EXERCISE BRIEF:
Filter this material down to the lines that hold "Maryland", copying each one.

---

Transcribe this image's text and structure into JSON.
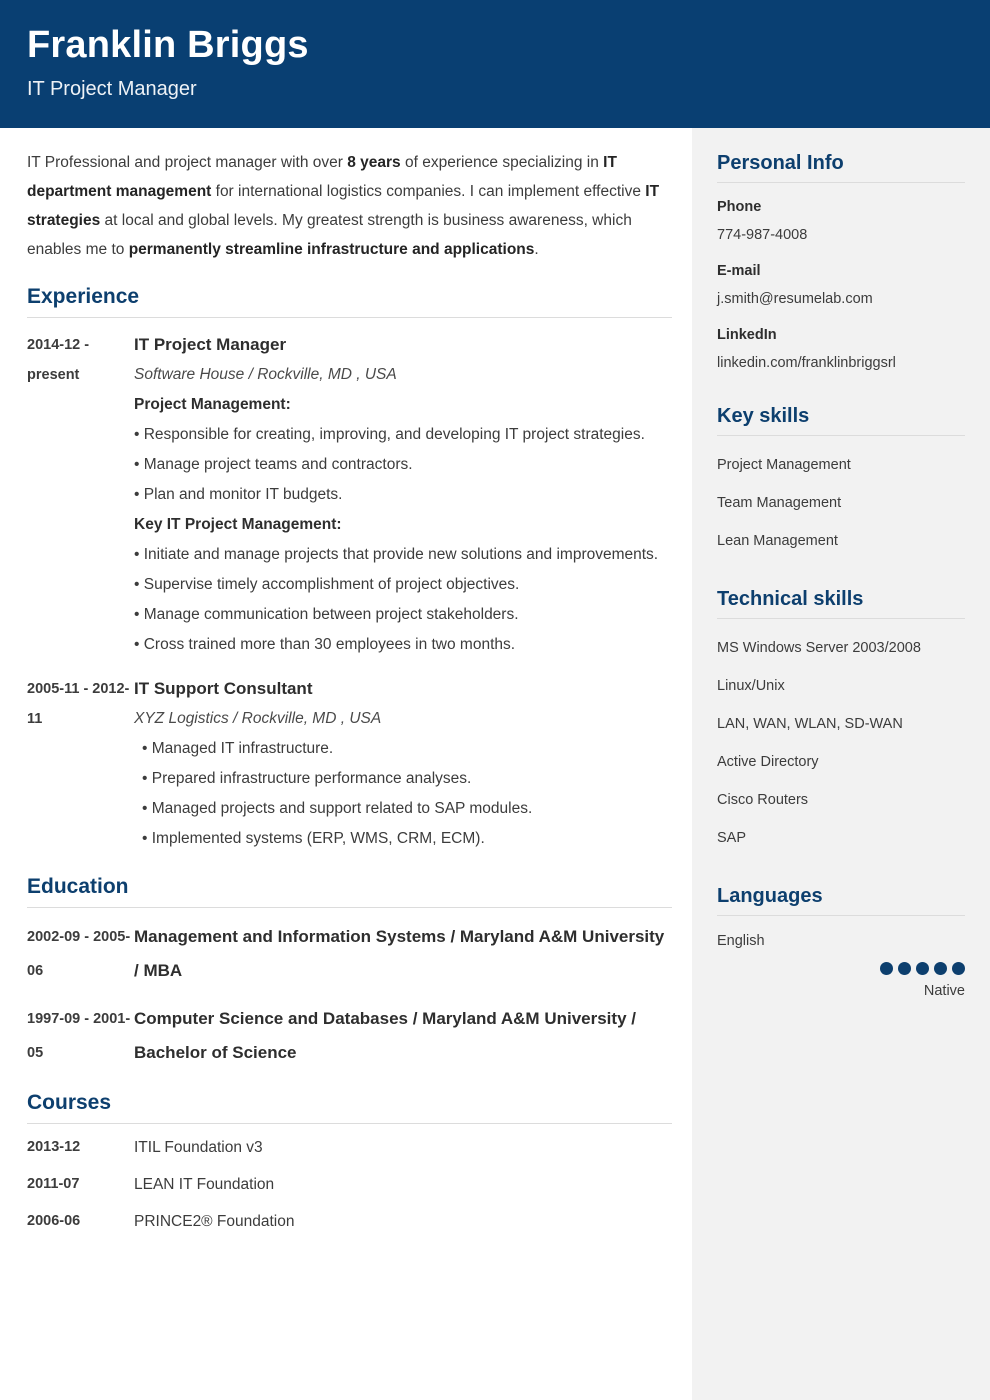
{
  "theme": {
    "header_bg": "#093f72",
    "accent": "#0d3f6e",
    "sidebar_bg": "#f2f2f2",
    "rule": "#dcdcdc",
    "body_text": "#3c3c3c"
  },
  "header": {
    "name": "Franklin Briggs",
    "job_title": "IT Project Manager"
  },
  "summary": {
    "parts": [
      {
        "text": "IT Professional and project manager with over ",
        "bold": false
      },
      {
        "text": "8 years",
        "bold": true
      },
      {
        "text": " of experience specializing in ",
        "bold": false
      },
      {
        "text": "IT department management",
        "bold": true
      },
      {
        "text": " for international logistics companies. I can implement effective ",
        "bold": false
      },
      {
        "text": "IT strategies",
        "bold": true
      },
      {
        "text": " at local and global levels. My greatest strength is business awareness, which enables me to ",
        "bold": false
      },
      {
        "text": "permanently streamline infrastructure and applications",
        "bold": true
      },
      {
        "text": ".",
        "bold": false
      }
    ]
  },
  "sections": {
    "experience": {
      "heading": "Experience",
      "entries": [
        {
          "date": "2014-12 - present",
          "title": "IT Project Manager",
          "subtitle": "Software House / Rockville, MD , USA",
          "blocks": [
            {
              "type": "grouphead",
              "text": "Project Management:"
            },
            {
              "type": "bullet",
              "text": "• Responsible for creating, improving, and developing IT project strategies."
            },
            {
              "type": "bullet",
              "text": "• Manage project teams and contractors."
            },
            {
              "type": "bullet",
              "text": "• Plan and monitor IT budgets."
            },
            {
              "type": "grouphead",
              "text": "Key IT Project Management:"
            },
            {
              "type": "bullet",
              "text": "• Initiate and manage projects that provide new solutions and improvements."
            },
            {
              "type": "bullet",
              "text": "• Supervise timely accomplishment of project objectives."
            },
            {
              "type": "bullet",
              "text": "• Manage communication between project stakeholders."
            },
            {
              "type": "bullet",
              "text": "• Cross trained more than 30 employees in two months."
            }
          ]
        },
        {
          "date": "2005-11 - 2012-11",
          "title": "IT Support Consultant",
          "subtitle": "XYZ Logistics / Rockville, MD , USA",
          "blocks": [
            {
              "type": "bullet-indent",
              "text": "• Managed IT infrastructure."
            },
            {
              "type": "bullet-indent",
              "text": "• Prepared infrastructure performance analyses."
            },
            {
              "type": "bullet-indent",
              "text": "• Managed projects and support related to SAP modules."
            },
            {
              "type": "bullet-indent",
              "text": "• Implemented systems (ERP, WMS, CRM, ECM)."
            }
          ]
        }
      ]
    },
    "education": {
      "heading": "Education",
      "entries": [
        {
          "date": "2002-09 - 2005-06",
          "title": "Management and Information Systems / Maryland A&M University / MBA"
        },
        {
          "date": "1997-09 - 2001-05",
          "title": "Computer Science and Databases / Maryland A&M University / Bachelor of Science"
        }
      ]
    },
    "courses": {
      "heading": "Courses",
      "entries": [
        {
          "date": "2013-12",
          "name": "ITIL Foundation v3"
        },
        {
          "date": "2011-07",
          "name": "LEAN IT Foundation"
        },
        {
          "date": "2006-06",
          "name": "PRINCE2® Foundation"
        }
      ]
    }
  },
  "sidebar": {
    "personal_info": {
      "heading": "Personal Info",
      "fields": [
        {
          "label": "Phone",
          "value": "774-987-4008"
        },
        {
          "label": "E-mail",
          "value": "j.smith@resumelab.com"
        },
        {
          "label": "LinkedIn",
          "value": "linkedin.com/franklinbriggsrl"
        }
      ]
    },
    "key_skills": {
      "heading": "Key skills",
      "items": [
        "Project Management",
        "Team Management",
        "Lean Management"
      ]
    },
    "technical_skills": {
      "heading": "Technical skills",
      "items": [
        "MS Windows Server 2003/2008",
        "Linux/Unix",
        "LAN, WAN, WLAN, SD-WAN",
        "Active Directory",
        "Cisco Routers",
        "SAP"
      ]
    },
    "languages": {
      "heading": "Languages",
      "items": [
        {
          "name": "English",
          "level": "Native",
          "rating": 5,
          "max": 5
        }
      ]
    }
  }
}
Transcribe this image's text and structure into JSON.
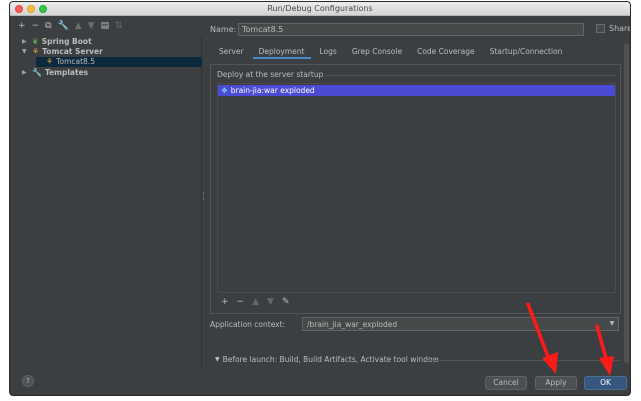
{
  "window": {
    "title": "Run/Debug Configurations"
  },
  "toolbar": {
    "add": "+",
    "remove": "−",
    "copy": "⧉",
    "edit": "🔧",
    "up": "▲",
    "down": "▼",
    "folder": "▤",
    "sort": "⇅"
  },
  "tree": {
    "spring_boot": "Spring Boot",
    "tomcat_server": "Tomcat Server",
    "tomcat85": "Tomcat8.5",
    "templates": "Templates"
  },
  "config": {
    "name_label": "Name:",
    "name_value": "Tomcat8.5",
    "share_label": "Share",
    "tabs": [
      {
        "label": "Server"
      },
      {
        "label": "Deployment"
      },
      {
        "label": "Logs"
      },
      {
        "label": "Grep Console"
      },
      {
        "label": "Code Coverage"
      },
      {
        "label": "Startup/Connection"
      }
    ],
    "deploy_label": "Deploy at the server startup",
    "deploy_item": "brain-jia:war exploded",
    "deploy_tb": {
      "add": "+",
      "remove": "−",
      "up": "▲",
      "down": "▼",
      "edit": "✎"
    },
    "context_label": "Application context:",
    "context_value": "/brain_jia_war_exploded",
    "before_launch": "Before launch: Build, Build Artifacts, Activate tool window"
  },
  "buttons": {
    "help": "?",
    "cancel": "Cancel",
    "apply": "Apply",
    "ok": "OK"
  },
  "colors": {
    "background": "#3c3f41",
    "selection": "#4b4bd6",
    "ok_button": "#365880",
    "annotation": "#ff1a1a"
  }
}
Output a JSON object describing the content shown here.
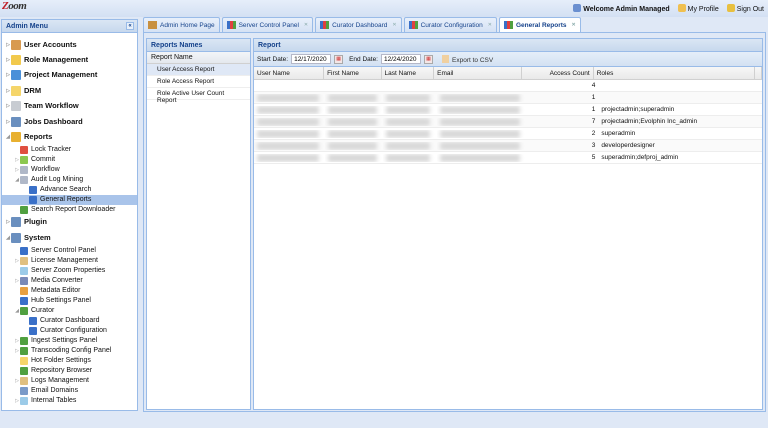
{
  "header": {
    "logo": "Zoom",
    "welcome": "Welcome Admin Managed",
    "my_profile": "My Profile",
    "sign_out": "Sign Out"
  },
  "sidebar": {
    "title": "Admin Menu",
    "collapse": "«",
    "items": [
      {
        "label": "User Accounts",
        "level": 0,
        "top": true,
        "arrow": "▷",
        "color": "#d89a50"
      },
      {
        "label": "Role Management",
        "level": 0,
        "top": true,
        "arrow": "▷",
        "color": "#f2c94c"
      },
      {
        "label": "Project Management",
        "level": 0,
        "top": true,
        "arrow": "▷",
        "color": "#4a90d9"
      },
      {
        "label": "DRM",
        "level": 0,
        "top": true,
        "arrow": "▷",
        "color": "#f5d56a"
      },
      {
        "label": "Team Workflow",
        "level": 0,
        "top": true,
        "arrow": "▷",
        "color": "#c8ccd2"
      },
      {
        "label": "Jobs Dashboard",
        "level": 0,
        "top": true,
        "arrow": "▷",
        "color": "#6a8fbf"
      },
      {
        "label": "Reports",
        "level": 0,
        "top": true,
        "arrow": "◢",
        "color": "#e8b030"
      },
      {
        "label": "Lock Tracker",
        "level": 1,
        "arrow": "",
        "color": "#e05040"
      },
      {
        "label": "Commit",
        "level": 1,
        "arrow": "▷",
        "color": "#8cc850"
      },
      {
        "label": "Workflow",
        "level": 1,
        "arrow": "▷",
        "color": "#b0b8c8"
      },
      {
        "label": "Audit Log Mining",
        "level": 1,
        "arrow": "◢",
        "color": "#b0b8c8"
      },
      {
        "label": "Advance Search",
        "level": 2,
        "arrow": "",
        "color": "#3a70c8"
      },
      {
        "label": "General Reports",
        "level": 2,
        "arrow": "",
        "color": "#3a70c8",
        "selected": true
      },
      {
        "label": "Search Report Downloader",
        "level": 1,
        "arrow": "",
        "color": "#50a040"
      },
      {
        "label": "Plugin",
        "level": 0,
        "top": true,
        "arrow": "▷",
        "color": "#6a8fbf"
      },
      {
        "label": "System",
        "level": 0,
        "top": true,
        "arrow": "◢",
        "color": "#6a8fbf"
      },
      {
        "label": "Server Control Panel",
        "level": 1,
        "arrow": "",
        "color": "#3a70c8"
      },
      {
        "label": "License Management",
        "level": 1,
        "arrow": "▷",
        "color": "#e0c080"
      },
      {
        "label": "Server Zoom Properties",
        "level": 1,
        "arrow": "",
        "color": "#9ccbe8"
      },
      {
        "label": "Media Converter",
        "level": 1,
        "arrow": "▷",
        "color": "#7a8ab8"
      },
      {
        "label": "Metadata Editor",
        "level": 1,
        "arrow": "",
        "color": "#e8a040"
      },
      {
        "label": "Hub Settings Panel",
        "level": 1,
        "arrow": "",
        "color": "#3a70c8"
      },
      {
        "label": "Curator",
        "level": 1,
        "arrow": "◢",
        "color": "#50a040"
      },
      {
        "label": "Curator Dashboard",
        "level": 2,
        "arrow": "",
        "color": "#3a70c8"
      },
      {
        "label": "Curator Configuration",
        "level": 2,
        "arrow": "",
        "color": "#3a70c8"
      },
      {
        "label": "Ingest Settings Panel",
        "level": 1,
        "arrow": "▷",
        "color": "#50a040"
      },
      {
        "label": "Transcoding Config Panel",
        "level": 1,
        "arrow": "▷",
        "color": "#50a040"
      },
      {
        "label": "Hot Folder Settings",
        "level": 1,
        "arrow": "",
        "color": "#f5d56a"
      },
      {
        "label": "Repository Browser",
        "level": 1,
        "arrow": "",
        "color": "#50a040"
      },
      {
        "label": "Logs Management",
        "level": 1,
        "arrow": "▷",
        "color": "#e0c080"
      },
      {
        "label": "Email Domains",
        "level": 1,
        "arrow": "",
        "color": "#7a9ac8"
      },
      {
        "label": "Internal Tables",
        "level": 1,
        "arrow": "▷",
        "color": "#9ccbe8"
      }
    ]
  },
  "tabs": [
    {
      "label": "Admin Home Page",
      "closable": false,
      "color": "#c89040"
    },
    {
      "label": "Server Control Panel",
      "closable": true,
      "color": "#3a70c8"
    },
    {
      "label": "Curator Dashboard",
      "closable": true,
      "color": "#3a70c8"
    },
    {
      "label": "Curator Configuration",
      "closable": true,
      "color": "#3a70c8"
    },
    {
      "label": "General Reports",
      "closable": true,
      "active": true,
      "color": "#3a70c8"
    }
  ],
  "reports_names": {
    "title": "Reports Names",
    "column": "Report Name",
    "items": [
      "User Access Report",
      "Role Access Report",
      "Role Active User Count Report"
    ],
    "selected": 0
  },
  "report": {
    "title": "Report",
    "start_label": "Start Date:",
    "start_value": "12/17/2020",
    "end_label": "End Date:",
    "end_value": "12/24/2020",
    "export": "Export to CSV",
    "columns": [
      "User Name",
      "First Name",
      "Last Name",
      "Email",
      "Access Count",
      "Roles"
    ],
    "rows": [
      {
        "count": "4",
        "roles": ""
      },
      {
        "count": "1",
        "roles": ""
      },
      {
        "count": "1",
        "roles": "projectadmin;superadmin"
      },
      {
        "count": "7",
        "roles": "projectadmin;Evolphin Inc_admin"
      },
      {
        "count": "2",
        "roles": "superadmin"
      },
      {
        "count": "3",
        "roles": "developerdesigner"
      },
      {
        "count": "5",
        "roles": "superadmin;defproj_admin"
      }
    ]
  }
}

---

RESULT FOR THIS TASK:
          "title": "Management and Information Systems / Maryland A&M University / MBA"
          "title": "Computer Science and Databases / Maryland A&M University / Bachelor of Science"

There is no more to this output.